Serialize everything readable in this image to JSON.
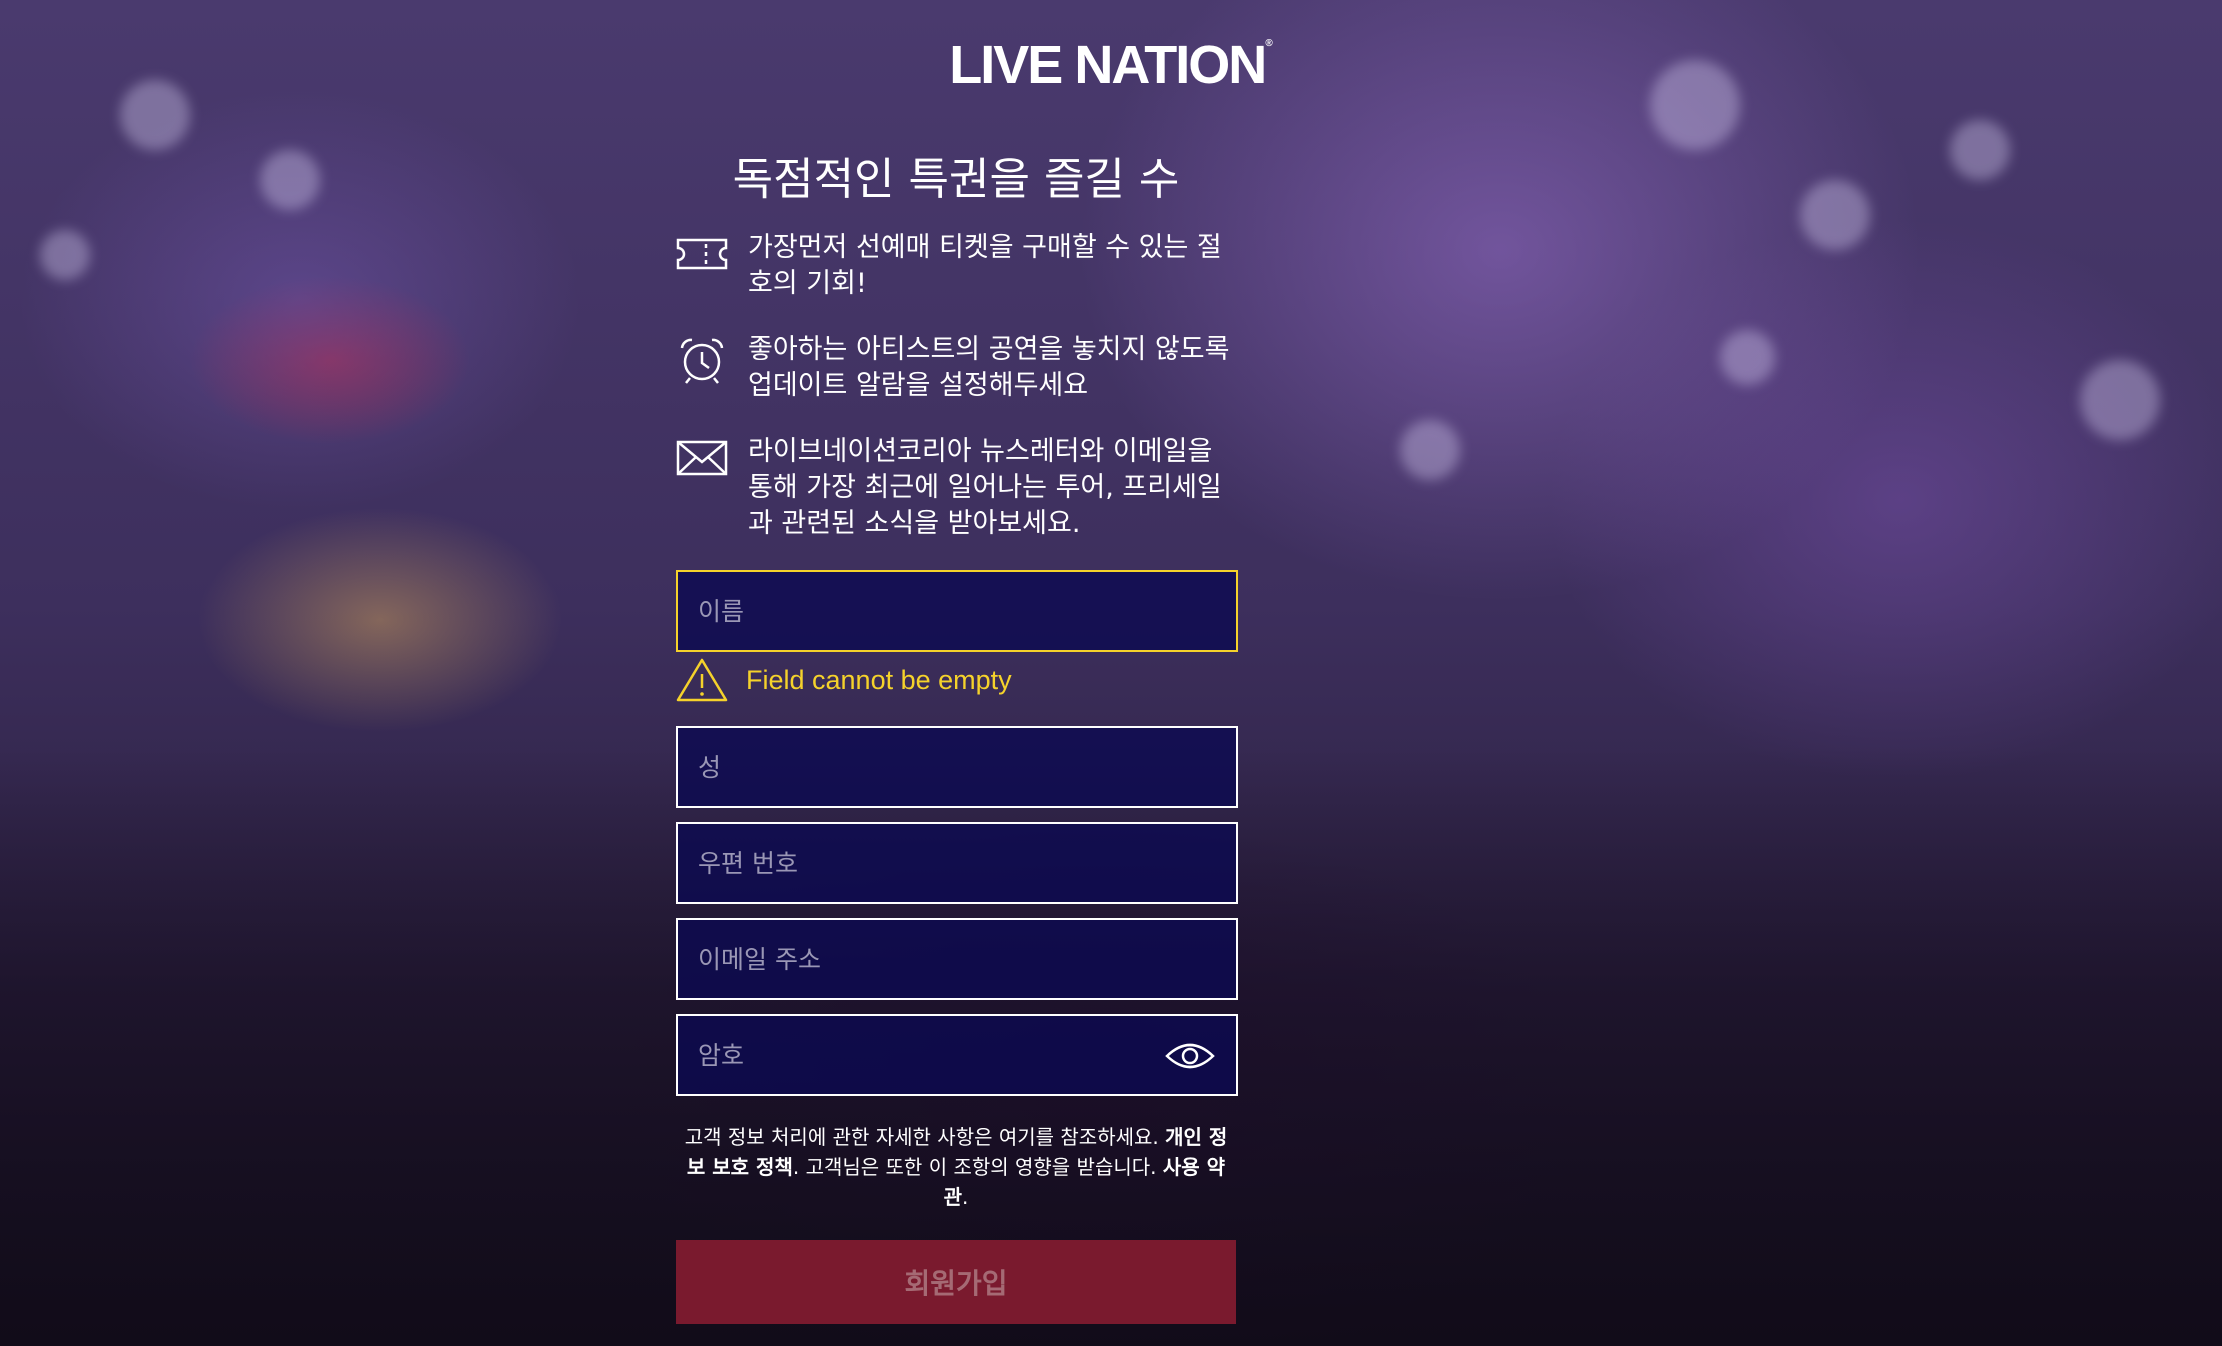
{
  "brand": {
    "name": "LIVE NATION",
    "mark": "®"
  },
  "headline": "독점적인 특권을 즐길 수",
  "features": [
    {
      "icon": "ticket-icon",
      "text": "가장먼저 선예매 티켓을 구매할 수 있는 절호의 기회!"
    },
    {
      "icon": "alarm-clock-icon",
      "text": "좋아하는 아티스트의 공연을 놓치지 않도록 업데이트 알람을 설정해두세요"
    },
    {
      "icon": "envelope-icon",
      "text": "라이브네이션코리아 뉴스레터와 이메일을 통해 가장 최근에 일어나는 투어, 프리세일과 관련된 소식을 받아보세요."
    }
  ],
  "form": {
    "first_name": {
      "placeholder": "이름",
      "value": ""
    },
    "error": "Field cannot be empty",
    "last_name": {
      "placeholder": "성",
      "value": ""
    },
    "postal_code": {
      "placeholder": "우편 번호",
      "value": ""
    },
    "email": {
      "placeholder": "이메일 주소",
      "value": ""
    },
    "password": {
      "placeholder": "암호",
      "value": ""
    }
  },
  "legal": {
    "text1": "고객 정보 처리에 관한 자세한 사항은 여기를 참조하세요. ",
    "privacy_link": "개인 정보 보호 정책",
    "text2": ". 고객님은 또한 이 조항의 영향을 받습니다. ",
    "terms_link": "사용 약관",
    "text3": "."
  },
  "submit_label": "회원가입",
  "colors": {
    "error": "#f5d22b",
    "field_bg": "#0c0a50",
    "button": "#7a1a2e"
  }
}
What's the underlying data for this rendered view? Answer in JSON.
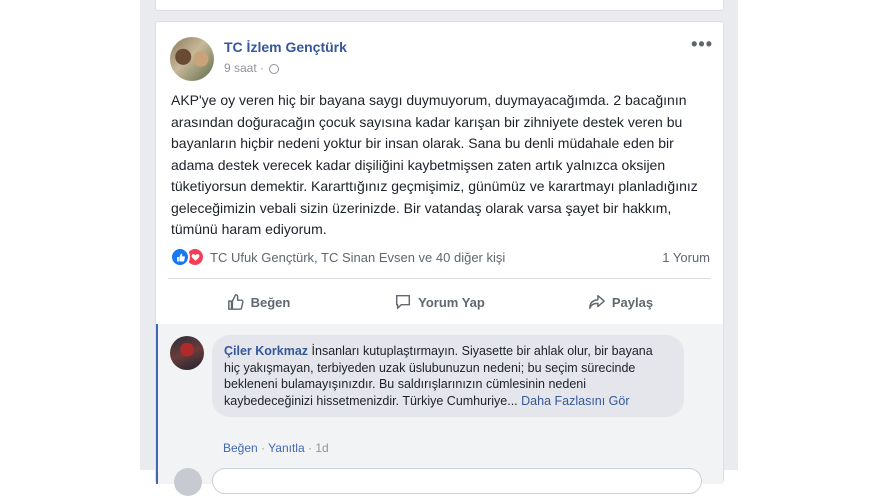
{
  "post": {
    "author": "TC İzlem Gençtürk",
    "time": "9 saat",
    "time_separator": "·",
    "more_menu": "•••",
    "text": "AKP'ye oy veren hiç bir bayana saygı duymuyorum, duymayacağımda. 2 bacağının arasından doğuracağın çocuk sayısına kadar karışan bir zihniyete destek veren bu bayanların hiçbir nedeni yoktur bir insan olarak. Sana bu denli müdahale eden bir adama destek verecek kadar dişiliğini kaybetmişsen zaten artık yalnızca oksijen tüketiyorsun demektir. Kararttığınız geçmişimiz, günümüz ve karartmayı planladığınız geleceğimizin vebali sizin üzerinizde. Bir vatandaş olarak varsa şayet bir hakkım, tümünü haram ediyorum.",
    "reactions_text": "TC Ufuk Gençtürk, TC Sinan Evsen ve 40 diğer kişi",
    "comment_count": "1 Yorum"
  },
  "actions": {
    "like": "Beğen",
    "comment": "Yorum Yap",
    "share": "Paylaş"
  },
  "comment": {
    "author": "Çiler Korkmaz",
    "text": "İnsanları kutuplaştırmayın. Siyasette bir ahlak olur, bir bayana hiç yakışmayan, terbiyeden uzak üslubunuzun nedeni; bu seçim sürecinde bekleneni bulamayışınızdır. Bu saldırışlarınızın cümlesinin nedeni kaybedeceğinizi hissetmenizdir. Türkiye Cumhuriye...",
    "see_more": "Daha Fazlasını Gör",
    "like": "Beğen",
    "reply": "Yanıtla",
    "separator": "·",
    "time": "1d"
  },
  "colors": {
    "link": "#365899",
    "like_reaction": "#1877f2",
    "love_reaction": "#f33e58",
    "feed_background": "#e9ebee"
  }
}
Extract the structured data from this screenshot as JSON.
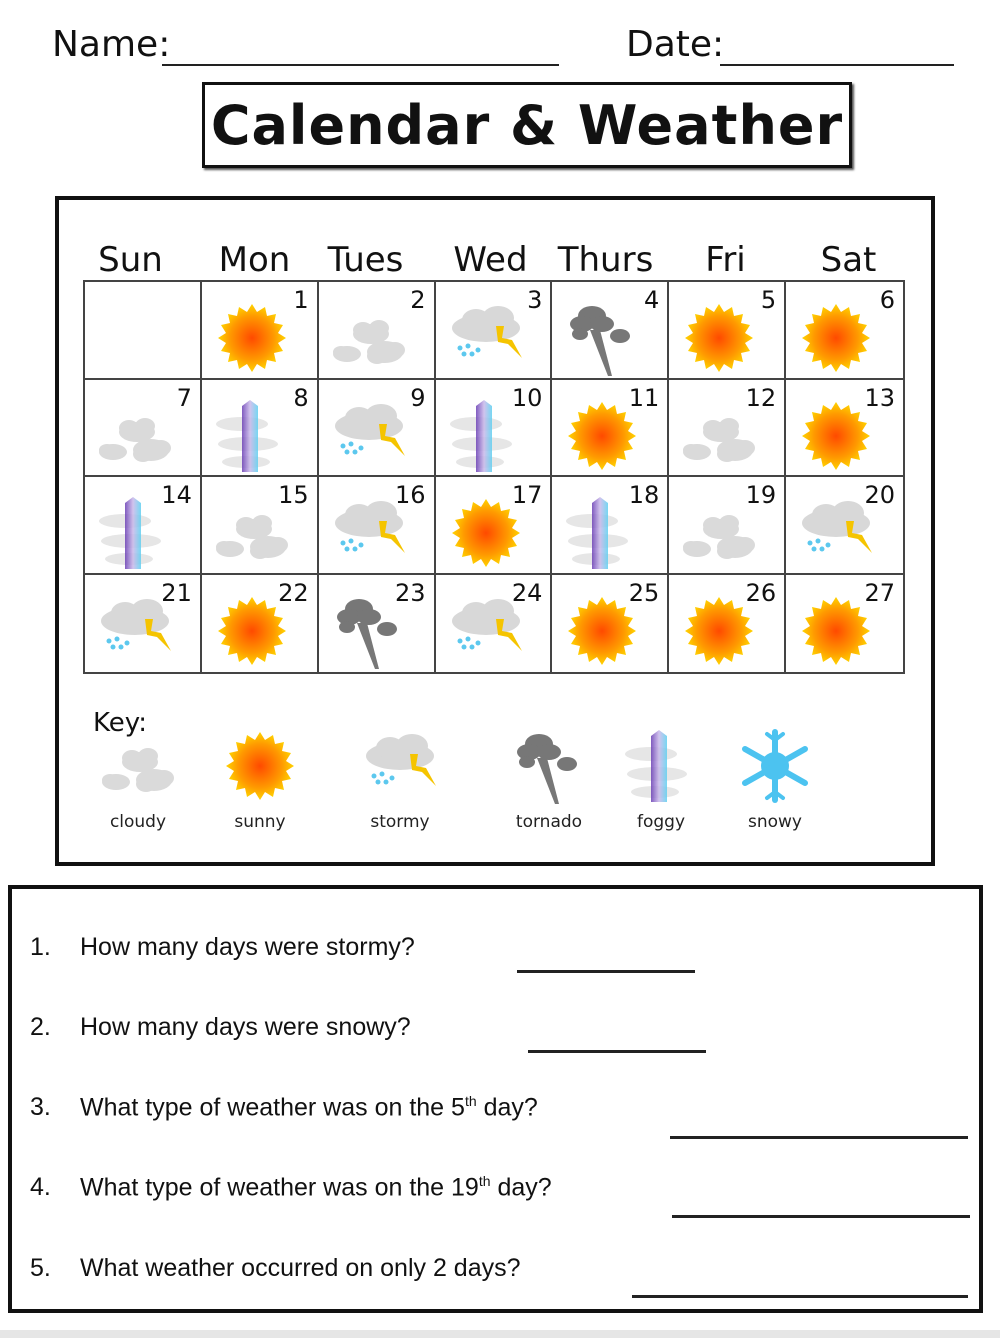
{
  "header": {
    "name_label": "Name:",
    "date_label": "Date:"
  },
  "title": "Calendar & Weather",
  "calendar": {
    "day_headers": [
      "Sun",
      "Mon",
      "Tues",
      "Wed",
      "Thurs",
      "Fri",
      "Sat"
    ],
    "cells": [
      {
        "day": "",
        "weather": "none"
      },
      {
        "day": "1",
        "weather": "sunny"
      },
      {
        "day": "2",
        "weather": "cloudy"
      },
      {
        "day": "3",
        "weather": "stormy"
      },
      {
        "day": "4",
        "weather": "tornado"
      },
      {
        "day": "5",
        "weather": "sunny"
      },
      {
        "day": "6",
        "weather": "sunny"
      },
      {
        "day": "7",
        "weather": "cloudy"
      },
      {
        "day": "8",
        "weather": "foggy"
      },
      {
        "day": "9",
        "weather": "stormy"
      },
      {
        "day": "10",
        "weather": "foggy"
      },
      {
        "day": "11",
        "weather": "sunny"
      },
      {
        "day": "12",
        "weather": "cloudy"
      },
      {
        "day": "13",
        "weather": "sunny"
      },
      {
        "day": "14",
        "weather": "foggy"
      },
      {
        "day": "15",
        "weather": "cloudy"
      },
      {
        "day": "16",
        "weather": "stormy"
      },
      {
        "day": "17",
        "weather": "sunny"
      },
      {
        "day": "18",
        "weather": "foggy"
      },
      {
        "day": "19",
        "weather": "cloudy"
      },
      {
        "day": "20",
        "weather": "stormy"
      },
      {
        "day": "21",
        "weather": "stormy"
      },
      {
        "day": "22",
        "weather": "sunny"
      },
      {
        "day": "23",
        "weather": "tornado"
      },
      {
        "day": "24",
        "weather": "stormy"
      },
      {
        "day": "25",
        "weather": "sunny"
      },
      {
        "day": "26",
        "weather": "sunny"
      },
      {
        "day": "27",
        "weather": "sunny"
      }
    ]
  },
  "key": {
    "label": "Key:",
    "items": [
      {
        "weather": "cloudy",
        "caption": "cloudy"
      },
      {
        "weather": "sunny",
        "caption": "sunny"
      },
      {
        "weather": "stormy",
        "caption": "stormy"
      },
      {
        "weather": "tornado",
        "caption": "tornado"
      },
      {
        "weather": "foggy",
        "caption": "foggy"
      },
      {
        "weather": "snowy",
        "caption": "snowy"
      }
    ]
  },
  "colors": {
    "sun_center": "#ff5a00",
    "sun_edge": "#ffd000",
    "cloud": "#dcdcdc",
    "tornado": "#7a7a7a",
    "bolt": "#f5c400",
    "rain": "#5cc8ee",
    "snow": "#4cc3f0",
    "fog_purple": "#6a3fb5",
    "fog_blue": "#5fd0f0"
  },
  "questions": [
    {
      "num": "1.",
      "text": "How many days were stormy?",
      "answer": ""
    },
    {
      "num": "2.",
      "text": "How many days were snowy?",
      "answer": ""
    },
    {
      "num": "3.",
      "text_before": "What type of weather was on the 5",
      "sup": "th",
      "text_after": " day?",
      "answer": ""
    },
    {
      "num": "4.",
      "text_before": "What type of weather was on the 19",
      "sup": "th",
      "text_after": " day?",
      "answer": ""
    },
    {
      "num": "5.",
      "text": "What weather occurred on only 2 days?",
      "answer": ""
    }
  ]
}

Task brief:
Every line is to be duplicated exactly, though pictures stay out.

Written response:
Serialize everything readable in this image to JSON.
{
  "brand": {
    "name": "LIVE NATION",
    "mark": "®"
  },
  "headline": "독점적인 특권을 즐길 수",
  "features": [
    {
      "icon": "ticket-icon",
      "text": "가장먼저 선예매 티켓을 구매할 수 있는 절호의 기회!"
    },
    {
      "icon": "alarm-clock-icon",
      "text": "좋아하는 아티스트의 공연을 놓치지 않도록 업데이트 알람을 설정해두세요"
    },
    {
      "icon": "envelope-icon",
      "text": "라이브네이션코리아 뉴스레터와 이메일을 통해 가장 최근에 일어나는 투어, 프리세일과 관련된 소식을 받아보세요."
    }
  ],
  "form": {
    "first_name": {
      "placeholder": "이름",
      "value": ""
    },
    "error": "Field cannot be empty",
    "last_name": {
      "placeholder": "성",
      "value": ""
    },
    "postal_code": {
      "placeholder": "우편 번호",
      "value": ""
    },
    "email": {
      "placeholder": "이메일 주소",
      "value": ""
    },
    "password": {
      "placeholder": "암호",
      "value": ""
    }
  },
  "legal": {
    "text1": "고객 정보 처리에 관한 자세한 사항은 여기를 참조하세요. ",
    "privacy_link": "개인 정보 보호 정책",
    "text2": ". 고객님은 또한 이 조항의 영향을 받습니다. ",
    "terms_link": "사용 약관",
    "text3": "."
  },
  "submit_label": "회원가입",
  "colors": {
    "error": "#f5d22b",
    "field_bg": "#0c0a50",
    "button": "#7a1a2e"
  }
}
What's the underlying data for this rendered view? Answer in JSON.
{
  "post": {
    "author": "TC İzlem Gençtürk",
    "time": "9 saat",
    "time_separator": "·",
    "more_menu": "•••",
    "text": "AKP'ye oy veren hiç bir bayana saygı duymuyorum, duymayacağımda. 2 bacağının arasından doğuracağın çocuk sayısına kadar karışan bir zihniyete destek veren bu bayanların hiçbir nedeni yoktur bir insan olarak. Sana bu denli müdahale eden bir adama destek verecek kadar dişiliğini kaybetmişsen zaten artık yalnızca oksijen tüketiyorsun demektir. Kararttığınız geçmişimiz, günümüz ve karartmayı planladığınız geleceğimizin vebali sizin üzerinizde. Bir vatandaş olarak varsa şayet bir hakkım, tümünü haram ediyorum.",
    "reactions_text": "TC Ufuk Gençtürk, TC Sinan Evsen ve 40 diğer kişi",
    "comment_count": "1 Yorum"
  },
  "actions": {
    "like": "Beğen",
    "comment": "Yorum Yap",
    "share": "Paylaş"
  },
  "comment": {
    "author": "Çiler Korkmaz",
    "text": "İnsanları kutuplaştırmayın. Siyasette bir ahlak olur, bir bayana hiç yakışmayan, terbiyeden uzak üslubunuzun nedeni; bu seçim sürecinde bekleneni bulamayışınızdır. Bu saldırışlarınızın cümlesinin nedeni kaybedeceğinizi hissetmenizdir. Türkiye Cumhuriye...",
    "see_more": "Daha Fazlasını Gör",
    "like": "Beğen",
    "reply": "Yanıtla",
    "separator": "·",
    "time": "1d"
  },
  "colors": {
    "link": "#365899",
    "like_reaction": "#1877f2",
    "love_reaction": "#f33e58",
    "feed_background": "#e9ebee"
  }
}
Extract the structured data from this screenshot as JSON.
{
  "header": {
    "name_label": "Name:",
    "date_label": "Date:"
  },
  "title": "Calendar & Weather",
  "calendar": {
    "day_headers": [
      "Sun",
      "Mon",
      "Tues",
      "Wed",
      "Thurs",
      "Fri",
      "Sat"
    ],
    "cells": [
      {
        "day": "",
        "weather": "none"
      },
      {
        "day": "1",
        "weather": "sunny"
      },
      {
        "day": "2",
        "weather": "cloudy"
      },
      {
        "day": "3",
        "weather": "stormy"
      },
      {
        "day": "4",
        "weather": "tornado"
      },
      {
        "day": "5",
        "weather": "sunny"
      },
      {
        "day": "6",
        "weather": "sunny"
      },
      {
        "day": "7",
        "weather": "cloudy"
      },
      {
        "day": "8",
        "weather": "foggy"
      },
      {
        "day": "9",
        "weather": "stormy"
      },
      {
        "day": "10",
        "weather": "foggy"
      },
      {
        "day": "11",
        "weather": "sunny"
      },
      {
        "day": "12",
        "weather": "cloudy"
      },
      {
        "day": "13",
        "weather": "sunny"
      },
      {
        "day": "14",
        "weather": "foggy"
      },
      {
        "day": "15",
        "weather": "cloudy"
      },
      {
        "day": "16",
        "weather": "stormy"
      },
      {
        "day": "17",
        "weather": "sunny"
      },
      {
        "day": "18",
        "weather": "foggy"
      },
      {
        "day": "19",
        "weather": "cloudy"
      },
      {
        "day": "20",
        "weather": "stormy"
      },
      {
        "day": "21",
        "weather": "stormy"
      },
      {
        "day": "22",
        "weather": "sunny"
      },
      {
        "day": "23",
        "weather": "tornado"
      },
      {
        "day": "24",
        "weather": "stormy"
      },
      {
        "day": "25",
        "weather": "sunny"
      },
      {
        "day": "26",
        "weather": "sunny"
      },
      {
        "day": "27",
        "weather": "sunny"
      }
    ]
  },
  "key": {
    "label": "Key:",
    "items": [
      {
        "weather": "cloudy",
        "caption": "cloudy"
      },
      {
        "weather": "sunny",
        "caption": "sunny"
      },
      {
        "weather": "stormy",
        "caption": "stormy"
      },
      {
        "weather": "tornado",
        "caption": "tornado"
      },
      {
        "weather": "foggy",
        "caption": "foggy"
      },
      {
        "weather": "snowy",
        "caption": "snowy"
      }
    ]
  },
  "colors": {
    "sun_center": "#ff5a00",
    "sun_edge": "#ffd000",
    "cloud": "#dcdcdc",
    "tornado": "#7a7a7a",
    "bolt": "#f5c400",
    "rain": "#5cc8ee",
    "snow": "#4cc3f0",
    "fog_purple": "#6a3fb5",
    "fog_blue": "#5fd0f0"
  },
  "questions": [
    {
      "num": "1.",
      "text": "How many days were stormy?",
      "answer": ""
    },
    {
      "num": "2.",
      "text": "How many days were snowy?",
      "answer": ""
    },
    {
      "num": "3.",
      "text_before": "What type of weather was on the 5",
      "sup": "th",
      "text_after": " day?",
      "answer": ""
    },
    {
      "num": "4.",
      "text_before": "What type of weather was on the 19",
      "sup": "th",
      "text_after": " day?",
      "answer": ""
    },
    {
      "num": "5.",
      "text": "What weather occurred on only 2 days?",
      "answer": ""
    }
  ]
}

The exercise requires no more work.